• DATA FOR THIS TASK:
+-------+
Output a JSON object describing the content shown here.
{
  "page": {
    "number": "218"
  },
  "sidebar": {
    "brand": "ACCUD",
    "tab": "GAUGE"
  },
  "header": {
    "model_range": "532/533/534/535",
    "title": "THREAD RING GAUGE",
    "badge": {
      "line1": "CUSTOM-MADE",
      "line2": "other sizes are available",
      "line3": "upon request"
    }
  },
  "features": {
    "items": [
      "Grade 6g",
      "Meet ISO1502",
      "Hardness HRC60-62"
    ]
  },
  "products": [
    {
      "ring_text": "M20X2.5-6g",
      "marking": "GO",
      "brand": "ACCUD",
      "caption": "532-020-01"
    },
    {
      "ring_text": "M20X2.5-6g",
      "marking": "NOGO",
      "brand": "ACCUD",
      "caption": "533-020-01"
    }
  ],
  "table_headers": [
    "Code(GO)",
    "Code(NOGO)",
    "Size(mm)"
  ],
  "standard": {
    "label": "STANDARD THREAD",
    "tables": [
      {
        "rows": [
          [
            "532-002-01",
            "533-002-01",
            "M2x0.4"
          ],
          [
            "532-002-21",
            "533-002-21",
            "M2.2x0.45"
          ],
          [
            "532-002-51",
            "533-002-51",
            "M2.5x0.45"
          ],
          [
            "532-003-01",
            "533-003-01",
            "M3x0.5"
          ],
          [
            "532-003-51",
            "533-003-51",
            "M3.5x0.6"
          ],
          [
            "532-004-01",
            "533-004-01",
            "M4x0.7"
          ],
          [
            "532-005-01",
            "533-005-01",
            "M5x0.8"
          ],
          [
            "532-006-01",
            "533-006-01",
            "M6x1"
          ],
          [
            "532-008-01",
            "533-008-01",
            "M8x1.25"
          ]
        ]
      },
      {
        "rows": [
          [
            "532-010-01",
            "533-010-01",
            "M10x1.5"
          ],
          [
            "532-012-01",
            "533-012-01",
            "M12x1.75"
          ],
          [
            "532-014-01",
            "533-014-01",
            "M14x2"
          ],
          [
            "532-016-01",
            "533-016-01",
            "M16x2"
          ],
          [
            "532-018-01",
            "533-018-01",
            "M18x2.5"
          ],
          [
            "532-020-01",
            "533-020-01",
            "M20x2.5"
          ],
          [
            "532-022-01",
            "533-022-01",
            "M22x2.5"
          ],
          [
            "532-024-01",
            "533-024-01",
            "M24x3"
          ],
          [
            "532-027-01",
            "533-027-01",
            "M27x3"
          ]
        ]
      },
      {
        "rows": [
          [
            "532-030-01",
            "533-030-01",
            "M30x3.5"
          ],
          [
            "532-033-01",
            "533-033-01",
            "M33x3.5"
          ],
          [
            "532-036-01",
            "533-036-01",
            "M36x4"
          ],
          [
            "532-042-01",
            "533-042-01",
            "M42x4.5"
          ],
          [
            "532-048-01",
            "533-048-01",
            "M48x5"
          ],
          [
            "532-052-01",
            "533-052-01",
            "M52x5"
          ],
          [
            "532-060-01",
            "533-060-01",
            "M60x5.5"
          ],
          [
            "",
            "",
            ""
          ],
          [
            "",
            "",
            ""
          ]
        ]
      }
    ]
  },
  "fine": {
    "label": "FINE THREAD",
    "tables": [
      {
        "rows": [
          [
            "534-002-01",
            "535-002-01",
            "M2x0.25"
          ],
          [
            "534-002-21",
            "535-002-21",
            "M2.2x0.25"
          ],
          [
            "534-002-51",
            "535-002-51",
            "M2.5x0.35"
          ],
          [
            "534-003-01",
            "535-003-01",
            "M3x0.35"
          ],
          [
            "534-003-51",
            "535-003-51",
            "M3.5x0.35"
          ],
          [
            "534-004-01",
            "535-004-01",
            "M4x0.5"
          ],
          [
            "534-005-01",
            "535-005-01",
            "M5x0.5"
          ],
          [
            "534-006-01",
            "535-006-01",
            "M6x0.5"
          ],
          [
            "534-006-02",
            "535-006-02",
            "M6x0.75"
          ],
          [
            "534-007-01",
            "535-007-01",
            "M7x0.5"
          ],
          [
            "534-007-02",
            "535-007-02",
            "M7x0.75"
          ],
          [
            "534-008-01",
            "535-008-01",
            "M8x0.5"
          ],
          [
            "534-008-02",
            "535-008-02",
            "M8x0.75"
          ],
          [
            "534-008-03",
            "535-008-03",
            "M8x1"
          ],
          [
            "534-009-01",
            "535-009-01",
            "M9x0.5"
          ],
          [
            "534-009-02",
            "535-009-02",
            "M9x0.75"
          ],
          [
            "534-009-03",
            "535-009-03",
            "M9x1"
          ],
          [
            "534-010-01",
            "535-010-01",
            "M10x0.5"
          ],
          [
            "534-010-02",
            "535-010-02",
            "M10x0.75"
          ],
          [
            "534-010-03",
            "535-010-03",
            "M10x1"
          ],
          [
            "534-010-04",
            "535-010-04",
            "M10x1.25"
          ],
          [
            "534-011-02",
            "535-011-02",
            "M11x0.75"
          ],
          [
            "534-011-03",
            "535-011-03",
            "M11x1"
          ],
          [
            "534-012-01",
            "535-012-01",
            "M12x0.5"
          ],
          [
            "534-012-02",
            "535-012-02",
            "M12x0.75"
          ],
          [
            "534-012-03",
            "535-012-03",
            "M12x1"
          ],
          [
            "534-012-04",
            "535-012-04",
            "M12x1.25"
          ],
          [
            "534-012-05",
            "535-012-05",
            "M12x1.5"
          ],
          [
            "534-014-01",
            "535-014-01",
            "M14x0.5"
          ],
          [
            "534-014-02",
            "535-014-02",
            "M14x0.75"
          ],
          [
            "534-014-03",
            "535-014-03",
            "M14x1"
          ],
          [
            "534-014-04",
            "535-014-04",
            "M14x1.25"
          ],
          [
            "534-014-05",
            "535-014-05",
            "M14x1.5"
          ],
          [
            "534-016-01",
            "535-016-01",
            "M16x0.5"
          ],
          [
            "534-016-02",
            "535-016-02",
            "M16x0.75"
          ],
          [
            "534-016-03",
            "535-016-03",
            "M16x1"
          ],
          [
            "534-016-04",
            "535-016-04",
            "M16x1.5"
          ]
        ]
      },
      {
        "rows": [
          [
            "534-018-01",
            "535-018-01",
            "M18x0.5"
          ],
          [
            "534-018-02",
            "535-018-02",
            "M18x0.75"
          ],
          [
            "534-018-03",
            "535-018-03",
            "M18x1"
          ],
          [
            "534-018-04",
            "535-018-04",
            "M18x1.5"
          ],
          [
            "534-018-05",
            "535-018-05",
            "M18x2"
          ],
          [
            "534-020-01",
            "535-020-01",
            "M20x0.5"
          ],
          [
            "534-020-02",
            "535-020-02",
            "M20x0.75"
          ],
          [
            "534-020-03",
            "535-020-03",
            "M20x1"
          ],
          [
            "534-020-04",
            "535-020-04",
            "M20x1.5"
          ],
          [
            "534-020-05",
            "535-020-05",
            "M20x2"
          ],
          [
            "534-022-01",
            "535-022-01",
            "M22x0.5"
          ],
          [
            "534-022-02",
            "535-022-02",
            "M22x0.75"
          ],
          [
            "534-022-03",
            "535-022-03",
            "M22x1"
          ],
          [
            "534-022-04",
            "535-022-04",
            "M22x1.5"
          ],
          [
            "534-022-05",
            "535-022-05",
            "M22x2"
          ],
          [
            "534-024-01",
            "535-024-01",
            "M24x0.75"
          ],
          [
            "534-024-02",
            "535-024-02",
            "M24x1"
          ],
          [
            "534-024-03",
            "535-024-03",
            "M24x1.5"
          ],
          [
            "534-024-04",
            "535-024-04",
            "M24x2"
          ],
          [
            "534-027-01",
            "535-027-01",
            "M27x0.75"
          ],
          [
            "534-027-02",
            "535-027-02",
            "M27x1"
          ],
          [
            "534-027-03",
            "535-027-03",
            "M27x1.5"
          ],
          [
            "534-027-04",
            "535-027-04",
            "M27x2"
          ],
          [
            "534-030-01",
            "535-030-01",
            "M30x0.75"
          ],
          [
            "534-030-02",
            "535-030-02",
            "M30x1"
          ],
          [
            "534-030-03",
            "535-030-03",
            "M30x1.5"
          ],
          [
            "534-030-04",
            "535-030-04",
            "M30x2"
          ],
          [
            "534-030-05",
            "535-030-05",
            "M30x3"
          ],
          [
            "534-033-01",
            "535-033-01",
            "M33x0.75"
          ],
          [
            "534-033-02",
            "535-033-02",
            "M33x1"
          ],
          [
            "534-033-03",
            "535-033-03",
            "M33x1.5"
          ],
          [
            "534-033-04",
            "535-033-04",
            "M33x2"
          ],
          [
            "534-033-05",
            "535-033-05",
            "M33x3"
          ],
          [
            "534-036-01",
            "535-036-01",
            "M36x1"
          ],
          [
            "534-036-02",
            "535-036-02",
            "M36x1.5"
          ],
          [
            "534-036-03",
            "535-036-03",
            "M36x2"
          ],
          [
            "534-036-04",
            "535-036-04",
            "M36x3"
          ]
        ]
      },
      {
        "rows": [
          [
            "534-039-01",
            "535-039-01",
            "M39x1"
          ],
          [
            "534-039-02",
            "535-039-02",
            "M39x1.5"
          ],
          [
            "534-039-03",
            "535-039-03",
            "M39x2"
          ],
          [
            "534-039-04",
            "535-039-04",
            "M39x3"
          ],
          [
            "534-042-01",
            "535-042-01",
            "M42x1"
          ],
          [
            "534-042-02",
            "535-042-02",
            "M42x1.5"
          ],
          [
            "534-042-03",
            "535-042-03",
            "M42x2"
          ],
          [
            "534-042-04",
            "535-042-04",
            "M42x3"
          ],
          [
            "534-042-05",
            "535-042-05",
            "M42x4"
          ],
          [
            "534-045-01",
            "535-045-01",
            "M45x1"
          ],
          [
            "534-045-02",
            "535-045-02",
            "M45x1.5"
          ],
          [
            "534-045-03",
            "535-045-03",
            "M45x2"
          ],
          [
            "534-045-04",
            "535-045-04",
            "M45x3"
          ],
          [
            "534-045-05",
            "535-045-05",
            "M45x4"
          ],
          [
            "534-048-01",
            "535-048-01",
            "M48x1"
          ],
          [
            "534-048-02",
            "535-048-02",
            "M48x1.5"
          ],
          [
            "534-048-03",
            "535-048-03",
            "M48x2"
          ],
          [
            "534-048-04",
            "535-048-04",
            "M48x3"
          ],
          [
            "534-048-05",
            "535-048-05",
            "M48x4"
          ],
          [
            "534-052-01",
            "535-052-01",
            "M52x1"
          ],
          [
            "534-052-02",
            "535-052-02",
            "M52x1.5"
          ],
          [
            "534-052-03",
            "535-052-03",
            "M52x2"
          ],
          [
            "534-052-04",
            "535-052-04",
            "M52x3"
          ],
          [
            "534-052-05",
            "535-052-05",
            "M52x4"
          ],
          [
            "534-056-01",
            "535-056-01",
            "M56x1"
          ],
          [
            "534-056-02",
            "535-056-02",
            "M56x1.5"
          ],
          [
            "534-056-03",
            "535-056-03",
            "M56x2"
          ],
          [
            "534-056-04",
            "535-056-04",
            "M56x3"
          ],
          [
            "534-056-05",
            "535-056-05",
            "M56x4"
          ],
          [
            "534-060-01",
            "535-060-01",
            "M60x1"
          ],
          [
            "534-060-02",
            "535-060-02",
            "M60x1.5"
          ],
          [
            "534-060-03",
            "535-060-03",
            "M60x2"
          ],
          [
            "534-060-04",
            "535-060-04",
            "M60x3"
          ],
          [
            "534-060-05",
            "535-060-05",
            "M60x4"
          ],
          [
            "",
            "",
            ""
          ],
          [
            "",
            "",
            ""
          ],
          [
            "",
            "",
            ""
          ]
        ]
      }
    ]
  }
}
+-------+
• PROBLEM: Which lines hold the word "caption"? Copy every one of them.

• REPLY:
      "caption": "532-020-01"
      "caption": "533-020-01"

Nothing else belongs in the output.